* [Short problem]: Print out each record below, unaltered and complete, without its images.

Collected data entries

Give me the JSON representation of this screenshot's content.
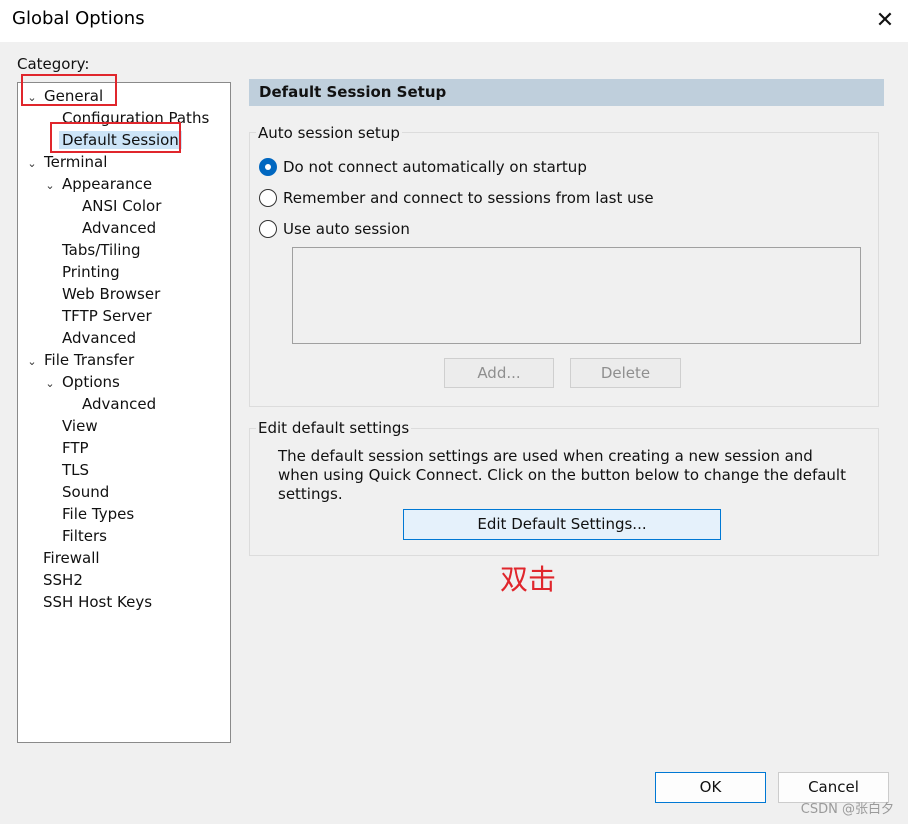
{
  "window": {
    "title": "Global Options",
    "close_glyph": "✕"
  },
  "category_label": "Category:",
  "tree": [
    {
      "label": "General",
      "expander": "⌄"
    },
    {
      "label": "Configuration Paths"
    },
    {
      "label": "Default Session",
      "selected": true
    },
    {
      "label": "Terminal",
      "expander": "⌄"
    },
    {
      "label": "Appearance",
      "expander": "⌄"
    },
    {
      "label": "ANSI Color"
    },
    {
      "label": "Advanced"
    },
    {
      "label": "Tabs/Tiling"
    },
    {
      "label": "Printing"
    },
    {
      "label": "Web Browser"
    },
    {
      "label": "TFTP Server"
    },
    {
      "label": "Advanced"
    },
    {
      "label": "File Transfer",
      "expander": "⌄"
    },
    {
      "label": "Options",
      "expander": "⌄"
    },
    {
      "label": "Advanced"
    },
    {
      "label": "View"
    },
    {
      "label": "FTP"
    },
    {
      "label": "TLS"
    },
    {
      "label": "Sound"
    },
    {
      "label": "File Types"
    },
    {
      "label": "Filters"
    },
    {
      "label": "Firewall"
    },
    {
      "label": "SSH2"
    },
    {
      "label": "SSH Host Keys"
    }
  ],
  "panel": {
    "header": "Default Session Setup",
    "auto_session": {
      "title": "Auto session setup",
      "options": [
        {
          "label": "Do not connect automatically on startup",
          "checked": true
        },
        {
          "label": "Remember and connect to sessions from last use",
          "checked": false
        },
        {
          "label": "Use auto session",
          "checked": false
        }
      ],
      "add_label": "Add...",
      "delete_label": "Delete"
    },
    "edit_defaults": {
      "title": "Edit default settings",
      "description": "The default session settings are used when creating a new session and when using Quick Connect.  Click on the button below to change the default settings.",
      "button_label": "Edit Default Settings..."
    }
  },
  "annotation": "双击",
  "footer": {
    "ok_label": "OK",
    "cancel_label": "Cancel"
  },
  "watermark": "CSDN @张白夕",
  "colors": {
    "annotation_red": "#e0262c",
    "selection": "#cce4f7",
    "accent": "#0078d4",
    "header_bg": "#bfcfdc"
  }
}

* [Solution for this task]:
Give me the JSON representation of this screenshot's content.
{
  "window": {
    "title": "Global Options",
    "close_glyph": "✕"
  },
  "category_label": "Category:",
  "tree": [
    {
      "label": "General",
      "expander": "⌄"
    },
    {
      "label": "Configuration Paths"
    },
    {
      "label": "Default Session",
      "selected": true
    },
    {
      "label": "Terminal",
      "expander": "⌄"
    },
    {
      "label": "Appearance",
      "expander": "⌄"
    },
    {
      "label": "ANSI Color"
    },
    {
      "label": "Advanced"
    },
    {
      "label": "Tabs/Tiling"
    },
    {
      "label": "Printing"
    },
    {
      "label": "Web Browser"
    },
    {
      "label": "TFTP Server"
    },
    {
      "label": "Advanced"
    },
    {
      "label": "File Transfer",
      "expander": "⌄"
    },
    {
      "label": "Options",
      "expander": "⌄"
    },
    {
      "label": "Advanced"
    },
    {
      "label": "View"
    },
    {
      "label": "FTP"
    },
    {
      "label": "TLS"
    },
    {
      "label": "Sound"
    },
    {
      "label": "File Types"
    },
    {
      "label": "Filters"
    },
    {
      "label": "Firewall"
    },
    {
      "label": "SSH2"
    },
    {
      "label": "SSH Host Keys"
    }
  ],
  "panel": {
    "header": "Default Session Setup",
    "auto_session": {
      "title": "Auto session setup",
      "options": [
        {
          "label": "Do not connect automatically on startup",
          "checked": true
        },
        {
          "label": "Remember and connect to sessions from last use",
          "checked": false
        },
        {
          "label": "Use auto session",
          "checked": false
        }
      ],
      "add_label": "Add...",
      "delete_label": "Delete"
    },
    "edit_defaults": {
      "title": "Edit default settings",
      "description": "The default session settings are used when creating a new session and when using Quick Connect.  Click on the button below to change the default settings.",
      "button_label": "Edit Default Settings..."
    }
  },
  "annotation": "双击",
  "footer": {
    "ok_label": "OK",
    "cancel_label": "Cancel"
  },
  "watermark": "CSDN @张白夕",
  "colors": {
    "annotation_red": "#e0262c",
    "selection": "#cce4f7",
    "accent": "#0078d4",
    "header_bg": "#bfcfdc"
  }
}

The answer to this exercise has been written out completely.